Transcribe the records that follow. Keep every word exactly, and drop the pictures.

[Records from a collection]
^^^^^^^^^^^^^^^^
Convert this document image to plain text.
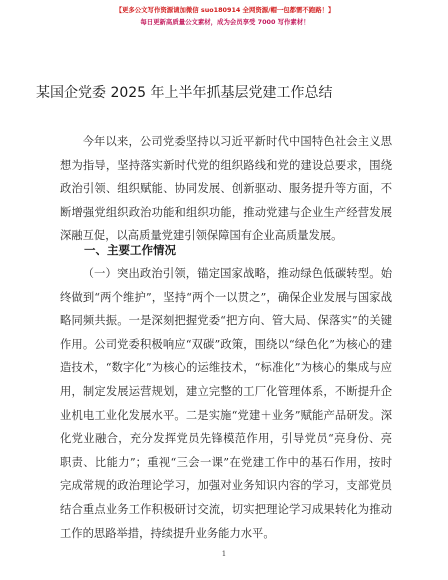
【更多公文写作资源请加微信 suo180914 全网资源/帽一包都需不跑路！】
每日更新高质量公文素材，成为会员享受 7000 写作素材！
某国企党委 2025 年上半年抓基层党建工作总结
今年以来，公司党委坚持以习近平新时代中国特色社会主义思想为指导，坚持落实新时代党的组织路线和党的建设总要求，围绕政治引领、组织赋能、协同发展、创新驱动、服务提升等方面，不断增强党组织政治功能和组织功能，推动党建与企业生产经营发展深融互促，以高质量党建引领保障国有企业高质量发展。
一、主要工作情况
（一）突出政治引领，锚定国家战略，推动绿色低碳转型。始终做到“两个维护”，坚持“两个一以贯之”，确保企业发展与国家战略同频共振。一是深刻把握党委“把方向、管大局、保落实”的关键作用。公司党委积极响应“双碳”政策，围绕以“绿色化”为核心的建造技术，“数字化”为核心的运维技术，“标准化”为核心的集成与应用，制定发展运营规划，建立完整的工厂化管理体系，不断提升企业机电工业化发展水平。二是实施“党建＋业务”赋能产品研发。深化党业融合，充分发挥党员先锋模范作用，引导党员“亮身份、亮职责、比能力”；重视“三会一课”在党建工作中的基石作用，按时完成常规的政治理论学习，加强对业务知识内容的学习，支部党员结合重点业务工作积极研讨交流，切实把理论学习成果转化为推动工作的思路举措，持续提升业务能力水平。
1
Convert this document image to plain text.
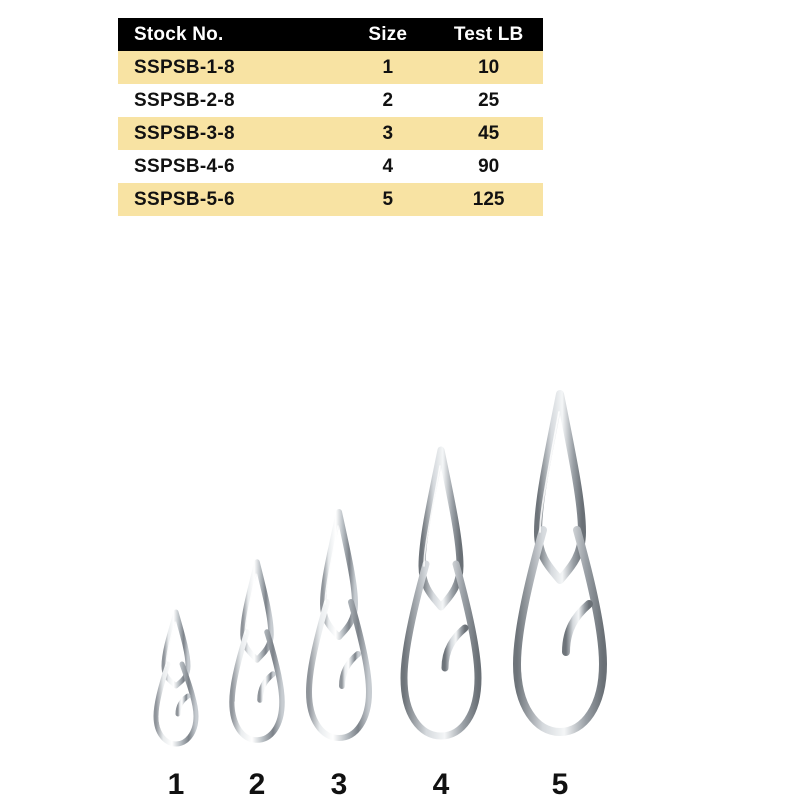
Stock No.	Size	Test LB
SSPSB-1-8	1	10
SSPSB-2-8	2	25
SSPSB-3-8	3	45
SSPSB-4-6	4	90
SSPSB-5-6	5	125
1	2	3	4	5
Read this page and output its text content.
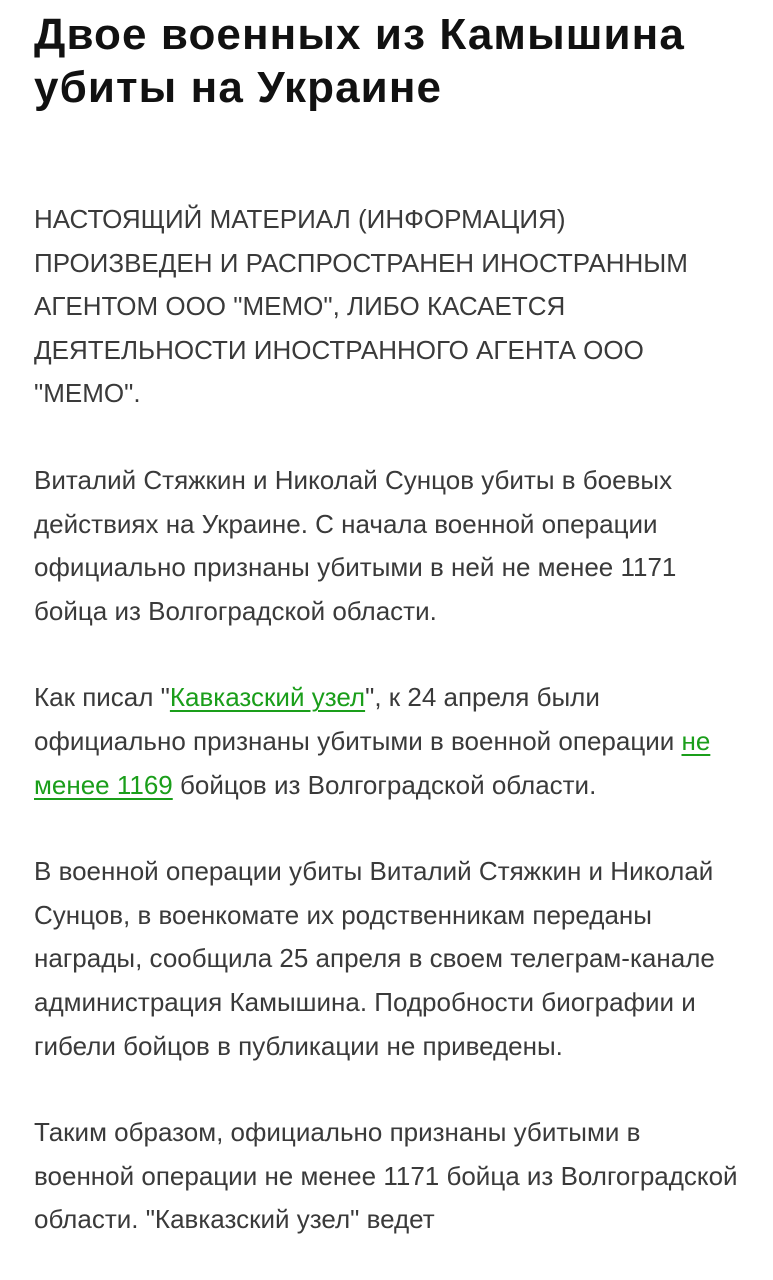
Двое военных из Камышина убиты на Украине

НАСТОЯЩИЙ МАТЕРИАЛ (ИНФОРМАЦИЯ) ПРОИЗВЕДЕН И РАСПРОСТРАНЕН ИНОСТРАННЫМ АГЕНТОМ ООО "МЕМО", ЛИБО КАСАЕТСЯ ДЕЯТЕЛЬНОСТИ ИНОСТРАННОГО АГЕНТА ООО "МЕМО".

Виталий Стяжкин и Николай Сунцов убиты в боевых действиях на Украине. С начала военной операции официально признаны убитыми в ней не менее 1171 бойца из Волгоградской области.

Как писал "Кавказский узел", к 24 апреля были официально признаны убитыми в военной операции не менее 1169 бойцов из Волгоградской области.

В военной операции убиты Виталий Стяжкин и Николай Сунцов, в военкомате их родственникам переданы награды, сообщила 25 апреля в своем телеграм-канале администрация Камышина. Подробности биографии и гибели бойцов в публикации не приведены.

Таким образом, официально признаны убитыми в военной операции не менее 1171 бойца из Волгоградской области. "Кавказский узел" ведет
^^^^^^^^^^^^^^^^
→ Response to the task
Convert this document image to plain text.
【更多公文写作资源请加微信 suo180914 全网资源/帽一包都需不跑路！】
每日更新高质量公文素材，成为会员享受 7000 写作素材！
某国企党委 2025 年上半年抓基层党建工作总结
今年以来，公司党委坚持以习近平新时代中国特色社会主义思想为指导，坚持落实新时代党的组织路线和党的建设总要求，围绕政治引领、组织赋能、协同发展、创新驱动、服务提升等方面，不断增强党组织政治功能和组织功能，推动党建与企业生产经营发展深融互促，以高质量党建引领保障国有企业高质量发展。
一、主要工作情况
（一）突出政治引领，锚定国家战略，推动绿色低碳转型。始终做到“两个维护”，坚持“两个一以贯之”，确保企业发展与国家战略同频共振。一是深刻把握党委“把方向、管大局、保落实”的关键作用。公司党委积极响应“双碳”政策，围绕以“绿色化”为核心的建造技术，“数字化”为核心的运维技术，“标准化”为核心的集成与应用，制定发展运营规划，建立完整的工厂化管理体系，不断提升企业机电工业化发展水平。二是实施“党建＋业务”赋能产品研发。深化党业融合，充分发挥党员先锋模范作用，引导党员“亮身份、亮职责、比能力”；重视“三会一课”在党建工作中的基石作用，按时完成常规的政治理论学习，加强对业务知识内容的学习，支部党员结合重点业务工作积极研讨交流，切实把理论学习成果转化为推动工作的思路举措，持续提升业务能力水平。
1
Convert this document image to plain text.
Stock No.	Size	Test LB
SSPSB-1-8	1	10
SSPSB-2-8	2	25
SSPSB-3-8	3	45
SSPSB-4-6	4	90
SSPSB-5-6	5	125
1	2	3	4	5
Read this page and output its text content.
Двое военных из Камышина убиты на Украине

НАСТОЯЩИЙ МАТЕРИАЛ (ИНФОРМАЦИЯ) ПРОИЗВЕДЕН И РАСПРОСТРАНЕН ИНОСТРАННЫМ АГЕНТОМ ООО "МЕМО", ЛИБО КАСАЕТСЯ ДЕЯТЕЛЬНОСТИ ИНОСТРАННОГО АГЕНТА ООО "МЕМО".

Виталий Стяжкин и Николай Сунцов убиты в боевых действиях на Украине. С начала военной операции официально признаны убитыми в ней не менее 1171 бойца из Волгоградской области.

Как писал "Кавказский узел", к 24 апреля были официально признаны убитыми в военной операции не менее 1169 бойцов из Волгоградской области.

В военной операции убиты Виталий Стяжкин и Николай Сунцов, в военкомате их родственникам переданы награды, сообщила 25 апреля в своем телеграм-канале администрация Камышина. Подробности биографии и гибели бойцов в публикации не приведены.

Таким образом, официально признаны убитыми в военной операции не менее 1171 бойца из Волгоградской области. "Кавказский узел" ведет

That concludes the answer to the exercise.